*What you need to do:* Repeat the entire listing exactly.

*Supplied entries:*
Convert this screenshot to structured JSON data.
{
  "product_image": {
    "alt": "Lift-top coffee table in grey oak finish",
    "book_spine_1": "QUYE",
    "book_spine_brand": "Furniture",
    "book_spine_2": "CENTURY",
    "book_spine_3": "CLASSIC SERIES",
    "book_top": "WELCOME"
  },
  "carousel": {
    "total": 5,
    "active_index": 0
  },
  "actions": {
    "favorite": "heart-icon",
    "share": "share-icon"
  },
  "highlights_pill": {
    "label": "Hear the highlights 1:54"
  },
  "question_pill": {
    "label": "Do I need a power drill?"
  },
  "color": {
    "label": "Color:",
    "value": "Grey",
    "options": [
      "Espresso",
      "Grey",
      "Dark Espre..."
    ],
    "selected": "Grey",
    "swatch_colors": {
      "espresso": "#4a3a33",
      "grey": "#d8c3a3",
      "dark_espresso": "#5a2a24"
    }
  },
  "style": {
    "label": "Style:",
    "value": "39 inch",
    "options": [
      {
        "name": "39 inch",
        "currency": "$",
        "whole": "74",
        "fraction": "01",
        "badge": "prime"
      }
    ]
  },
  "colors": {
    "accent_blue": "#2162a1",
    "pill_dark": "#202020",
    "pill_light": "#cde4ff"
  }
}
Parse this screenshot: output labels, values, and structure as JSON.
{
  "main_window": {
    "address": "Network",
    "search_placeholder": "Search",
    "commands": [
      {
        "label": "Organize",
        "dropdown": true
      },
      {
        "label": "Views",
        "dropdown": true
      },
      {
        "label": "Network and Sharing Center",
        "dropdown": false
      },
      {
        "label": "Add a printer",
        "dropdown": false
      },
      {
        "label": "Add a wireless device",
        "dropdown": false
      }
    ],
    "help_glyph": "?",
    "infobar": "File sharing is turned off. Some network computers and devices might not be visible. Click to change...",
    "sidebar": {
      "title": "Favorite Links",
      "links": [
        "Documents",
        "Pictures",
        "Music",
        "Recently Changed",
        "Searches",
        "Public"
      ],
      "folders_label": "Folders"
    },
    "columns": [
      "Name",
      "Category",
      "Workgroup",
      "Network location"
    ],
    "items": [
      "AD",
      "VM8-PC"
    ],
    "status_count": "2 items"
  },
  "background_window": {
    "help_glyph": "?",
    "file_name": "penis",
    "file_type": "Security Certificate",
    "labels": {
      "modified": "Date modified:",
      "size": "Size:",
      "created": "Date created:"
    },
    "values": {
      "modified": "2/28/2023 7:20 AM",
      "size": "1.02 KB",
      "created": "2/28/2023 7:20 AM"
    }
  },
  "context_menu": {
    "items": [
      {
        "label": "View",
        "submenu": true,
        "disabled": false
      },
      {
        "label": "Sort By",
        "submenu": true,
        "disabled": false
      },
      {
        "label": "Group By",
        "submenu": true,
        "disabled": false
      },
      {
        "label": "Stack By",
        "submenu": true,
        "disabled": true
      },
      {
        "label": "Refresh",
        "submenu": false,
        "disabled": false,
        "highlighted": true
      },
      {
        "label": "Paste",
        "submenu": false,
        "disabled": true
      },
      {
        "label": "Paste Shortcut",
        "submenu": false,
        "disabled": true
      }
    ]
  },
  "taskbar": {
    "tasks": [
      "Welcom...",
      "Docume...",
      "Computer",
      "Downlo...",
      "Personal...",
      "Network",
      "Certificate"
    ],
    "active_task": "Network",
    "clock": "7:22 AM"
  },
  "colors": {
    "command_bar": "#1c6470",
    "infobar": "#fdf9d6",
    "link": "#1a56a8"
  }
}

*Final result:*
Convert this screenshot to structured JSON data.
{
  "product_image": {
    "alt": "Lift-top coffee table in grey oak finish",
    "book_spine_1": "QUYE",
    "book_spine_brand": "Furniture",
    "book_spine_2": "CENTURY",
    "book_spine_3": "CLASSIC SERIES",
    "book_top": "WELCOME"
  },
  "carousel": {
    "total": 5,
    "active_index": 0
  },
  "actions": {
    "favorite": "heart-icon",
    "share": "share-icon"
  },
  "highlights_pill": {
    "label": "Hear the highlights 1:54"
  },
  "question_pill": {
    "label": "Do I need a power drill?"
  },
  "color": {
    "label": "Color:",
    "value": "Grey",
    "options": [
      "Espresso",
      "Grey",
      "Dark Espre..."
    ],
    "selected": "Grey",
    "swatch_colors": {
      "espresso": "#4a3a33",
      "grey": "#d8c3a3",
      "dark_espresso": "#5a2a24"
    }
  },
  "style": {
    "label": "Style:",
    "value": "39 inch",
    "options": [
      {
        "name": "39 inch",
        "currency": "$",
        "whole": "74",
        "fraction": "01",
        "badge": "prime"
      }
    ]
  },
  "colors": {
    "accent_blue": "#2162a1",
    "pill_dark": "#202020",
    "pill_light": "#cde4ff"
  }
}
Parse this screenshot: output labels, values, and structure as JSON.
{
  "main_window": {
    "address": "Network",
    "search_placeholder": "Search",
    "commands": [
      {
        "label": "Organize",
        "dropdown": true
      },
      {
        "label": "Views",
        "dropdown": true
      },
      {
        "label": "Network and Sharing Center",
        "dropdown": false
      },
      {
        "label": "Add a printer",
        "dropdown": false
      },
      {
        "label": "Add a wireless device",
        "dropdown": false
      }
    ],
    "help_glyph": "?",
    "infobar": "File sharing is turned off. Some network computers and devices might not be visible. Click to change...",
    "sidebar": {
      "title": "Favorite Links",
      "links": [
        "Documents",
        "Pictures",
        "Music",
        "Recently Changed",
        "Searches",
        "Public"
      ],
      "folders_label": "Folders"
    },
    "columns": [
      "Name",
      "Category",
      "Workgroup",
      "Network location"
    ],
    "items": [
      "AD",
      "VM8-PC"
    ],
    "status_count": "2 items"
  },
  "background_window": {
    "help_glyph": "?",
    "file_name": "penis",
    "file_type": "Security Certificate",
    "labels": {
      "modified": "Date modified:",
      "size": "Size:",
      "created": "Date created:"
    },
    "values": {
      "modified": "2/28/2023 7:20 AM",
      "size": "1.02 KB",
      "created": "2/28/2023 7:20 AM"
    }
  },
  "context_menu": {
    "items": [
      {
        "label": "View",
        "submenu": true,
        "disabled": false
      },
      {
        "label": "Sort By",
        "submenu": true,
        "disabled": false
      },
      {
        "label": "Group By",
        "submenu": true,
        "disabled": false
      },
      {
        "label": "Stack By",
        "submenu": true,
        "disabled": true
      },
      {
        "label": "Refresh",
        "submenu": false,
        "disabled": false,
        "highlighted": true
      },
      {
        "label": "Paste",
        "submenu": false,
        "disabled": true
      },
      {
        "label": "Paste Shortcut",
        "submenu": false,
        "disabled": true
      }
    ]
  },
  "taskbar": {
    "tasks": [
      "Welcom...",
      "Docume...",
      "Computer",
      "Downlo...",
      "Personal...",
      "Network",
      "Certificate"
    ],
    "active_task": "Network",
    "clock": "7:22 AM"
  },
  "colors": {
    "command_bar": "#1c6470",
    "infobar": "#fdf9d6",
    "link": "#1a56a8"
  }
}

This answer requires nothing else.